More specifically, ERC-4337 solves the technical specificities of implementing Account Abstraction in a EOA blockchain context, including:

  • Operation intent.
  • Operation validation.
  • Execution and fees payment (remember, on Ethereum, all operations are triggered by an EOA which pays fees. So, ERC4337 provides an incentive framework for decentralized bundlers to trigger the execution of the operations that users intend to execute.)
  • The nonce, an anti replay mechanism that was just incremental for EOAs and can be more sophisticated here.

When it comes to governance, it’s possible to create different signers and quorums to complete specific operations. Schematically, the user will interact with his smart contract, the smart contract then verifies whether governance rules are met, and finally executes the operations.

Verifying the governance can be as complex. One of the benefits of having this logic running on-chain with a Turing complete language is that it’s possible to create arbitrary governance rules and  to implement signature verification for any algorithm. As mentioned above, ECDSA scheme has plenty of limitations, first of all it’s not suited for signature aggregation (MPC / TSS), and secondly it’s not supported by current implementations in mobile’s secure enclaves.

An improved User Experience & flexible Security:

Thanks to Account Abstraction, it is possible to perform several atomic calls to different contracts in the same transaction with a smart account, leading to great improvements when navigating typical DApps (for example, it is no longer necessary to send 2 distinct transactions for an ERC-20 token approval then a deposit), as well as for the security of the user (for example ENS resolution can be directly performed by the smart contract account.)

The path to innovative Social Recovery methods:

By enabling complex operations at the account level, Account Abstraction can realize various advanced use cases, such as social recovery. In this scenario, users can designate a group of trusted guardians who can grant them access to their account should they lose access. EIP 5883 and the more recent EIP 7093 outline interesting methods for implementing such social mechanisms. 

Once more, users can specify both a threshold and a set of rules that will initiate the account recovery process in the event of access loss, which could radically improve user experience in crypto.

BLS/Schnorr signature aggregation:

As mentioned before, another weakness of ECDSA is the clunky Threshold signature design. Contrary to ECDSA, BLS and Schnorr have been designed for supporting Threshold signature scheme, and these standards are essentially additive. In brief, it’s possible to compute a valid signature by adding several partial signatures with strong security guarantees. 

Implementing BLS or Schnorr signers could allow some token governance while minimizing fees at verification by the smart contract (One verification instead of one verification per signature.) This aggregation mechanism is described and implemented optionally as part of the EIP 4337 standard.

What’s next for the adoption of Account Abstraction?
::::::::
*Written instruction 1*. Reproduce everything in the Account Abstraction text from "Once more, users" down to "strong security guarantees.".
*Written instruction 2*. In the Account Abstraction text, which two EIPs are named as outlining methods for implementing social recovery?
Answer using nothing but the Account Abstraction text.

Listings for locating elements:
::::::::
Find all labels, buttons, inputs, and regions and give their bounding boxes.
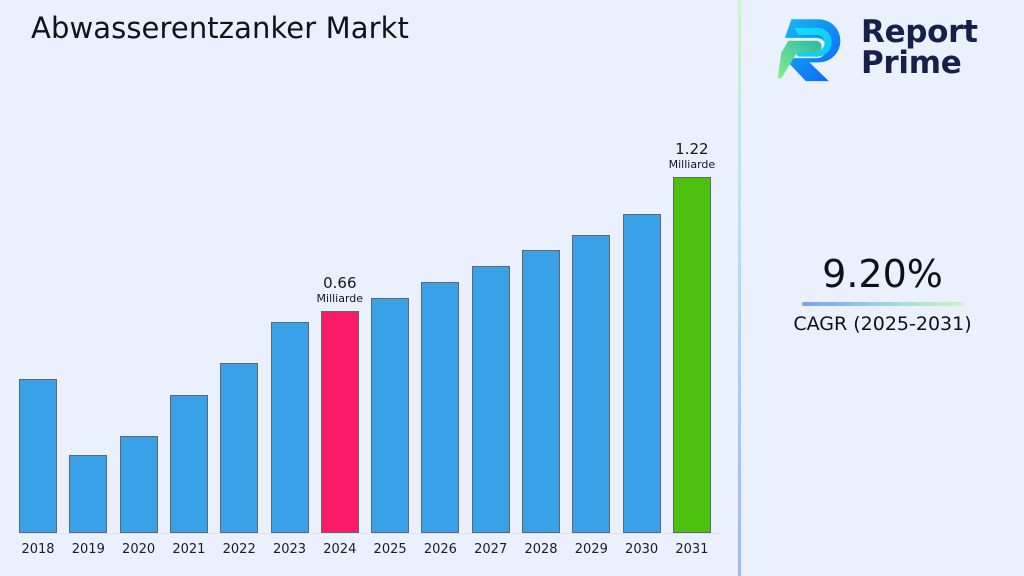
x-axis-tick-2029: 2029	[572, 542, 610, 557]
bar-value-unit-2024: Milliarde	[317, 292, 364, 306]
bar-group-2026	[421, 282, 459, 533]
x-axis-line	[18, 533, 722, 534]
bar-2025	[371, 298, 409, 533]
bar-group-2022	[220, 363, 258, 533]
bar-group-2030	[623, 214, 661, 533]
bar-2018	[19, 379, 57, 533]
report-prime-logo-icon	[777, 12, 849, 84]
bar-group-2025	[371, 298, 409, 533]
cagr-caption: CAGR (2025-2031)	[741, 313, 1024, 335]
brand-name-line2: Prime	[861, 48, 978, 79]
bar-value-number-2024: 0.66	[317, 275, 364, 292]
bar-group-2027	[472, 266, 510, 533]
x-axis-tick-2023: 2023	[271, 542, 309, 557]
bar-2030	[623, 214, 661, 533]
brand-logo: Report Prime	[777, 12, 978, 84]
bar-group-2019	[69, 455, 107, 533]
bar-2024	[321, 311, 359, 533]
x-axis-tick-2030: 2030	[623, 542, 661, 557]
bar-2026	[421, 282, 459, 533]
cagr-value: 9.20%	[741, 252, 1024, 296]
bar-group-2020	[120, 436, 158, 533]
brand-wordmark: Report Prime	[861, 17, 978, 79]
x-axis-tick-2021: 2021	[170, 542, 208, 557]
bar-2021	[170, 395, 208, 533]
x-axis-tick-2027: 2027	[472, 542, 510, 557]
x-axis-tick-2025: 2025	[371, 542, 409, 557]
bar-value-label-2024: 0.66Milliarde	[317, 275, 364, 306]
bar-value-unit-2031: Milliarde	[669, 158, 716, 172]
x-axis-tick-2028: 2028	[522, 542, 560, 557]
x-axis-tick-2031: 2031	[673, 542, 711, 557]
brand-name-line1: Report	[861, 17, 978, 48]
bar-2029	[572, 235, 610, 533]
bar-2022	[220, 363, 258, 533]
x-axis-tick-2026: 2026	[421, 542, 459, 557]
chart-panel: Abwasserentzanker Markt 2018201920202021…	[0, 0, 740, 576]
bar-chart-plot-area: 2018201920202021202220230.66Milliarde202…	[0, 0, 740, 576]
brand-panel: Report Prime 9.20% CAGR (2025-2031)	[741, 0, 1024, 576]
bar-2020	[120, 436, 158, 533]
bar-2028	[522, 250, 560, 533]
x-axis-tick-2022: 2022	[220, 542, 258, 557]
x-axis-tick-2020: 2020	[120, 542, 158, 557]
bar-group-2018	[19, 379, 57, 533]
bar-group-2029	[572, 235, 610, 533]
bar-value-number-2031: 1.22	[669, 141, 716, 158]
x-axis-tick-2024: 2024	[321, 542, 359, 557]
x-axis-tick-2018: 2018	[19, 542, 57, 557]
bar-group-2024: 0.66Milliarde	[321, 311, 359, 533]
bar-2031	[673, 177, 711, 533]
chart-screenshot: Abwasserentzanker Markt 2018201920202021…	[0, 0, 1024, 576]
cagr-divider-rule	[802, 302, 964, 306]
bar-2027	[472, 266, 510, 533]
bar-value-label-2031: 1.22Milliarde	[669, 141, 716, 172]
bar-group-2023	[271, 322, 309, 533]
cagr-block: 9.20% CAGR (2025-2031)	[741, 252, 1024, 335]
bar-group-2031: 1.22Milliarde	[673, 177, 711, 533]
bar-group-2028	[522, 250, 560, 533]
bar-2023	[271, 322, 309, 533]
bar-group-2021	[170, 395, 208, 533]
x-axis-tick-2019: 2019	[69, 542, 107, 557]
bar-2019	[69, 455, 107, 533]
::::::::
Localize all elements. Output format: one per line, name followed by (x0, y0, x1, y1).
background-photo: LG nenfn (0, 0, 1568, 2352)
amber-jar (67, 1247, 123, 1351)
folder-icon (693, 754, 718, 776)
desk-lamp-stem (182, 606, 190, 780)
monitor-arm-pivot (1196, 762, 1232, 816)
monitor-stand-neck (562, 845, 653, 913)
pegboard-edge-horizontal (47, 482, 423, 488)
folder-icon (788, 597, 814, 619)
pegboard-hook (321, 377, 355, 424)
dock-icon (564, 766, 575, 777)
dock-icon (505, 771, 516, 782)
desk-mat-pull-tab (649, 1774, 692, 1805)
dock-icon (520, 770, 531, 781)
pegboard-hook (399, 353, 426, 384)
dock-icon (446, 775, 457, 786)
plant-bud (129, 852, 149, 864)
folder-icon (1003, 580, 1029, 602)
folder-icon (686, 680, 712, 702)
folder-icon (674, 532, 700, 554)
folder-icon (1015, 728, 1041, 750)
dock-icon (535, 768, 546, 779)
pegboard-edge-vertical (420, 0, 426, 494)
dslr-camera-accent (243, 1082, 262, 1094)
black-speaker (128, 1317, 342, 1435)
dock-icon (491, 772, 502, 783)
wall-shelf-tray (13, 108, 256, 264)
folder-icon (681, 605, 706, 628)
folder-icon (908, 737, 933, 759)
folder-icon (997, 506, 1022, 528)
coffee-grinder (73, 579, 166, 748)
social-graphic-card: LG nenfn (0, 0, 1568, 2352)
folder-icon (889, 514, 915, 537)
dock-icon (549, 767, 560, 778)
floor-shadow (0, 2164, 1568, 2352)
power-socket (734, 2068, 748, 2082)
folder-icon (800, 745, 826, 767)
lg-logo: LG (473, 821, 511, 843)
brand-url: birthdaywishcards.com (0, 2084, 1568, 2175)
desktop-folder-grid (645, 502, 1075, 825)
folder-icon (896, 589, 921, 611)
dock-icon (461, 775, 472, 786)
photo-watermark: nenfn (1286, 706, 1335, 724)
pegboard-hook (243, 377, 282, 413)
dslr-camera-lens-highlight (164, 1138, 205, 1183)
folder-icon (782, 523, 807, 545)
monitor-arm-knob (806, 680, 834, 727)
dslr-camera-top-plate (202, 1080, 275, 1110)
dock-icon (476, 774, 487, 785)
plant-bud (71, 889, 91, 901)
::::::::
*Task response 1*.
Once more, users can specify both a threshold and a set of rules that will initiate the account recovery process in the event of access loss, which could radically improve user experience in crypto.

BLS/Schnorr signature aggregation:

As mentioned before, another weakness of ECDSA is the clunky Threshold signature design. Contrary to ECDSA, BLS and Schnorr have been designed for supporting Threshold signature scheme, and these standards are essentially additive. In brief, it’s possible to compute a valid signature by adding several partial signatures with strong security guarantees.

*Task response 2*. EIP 5883 and EIP 7093.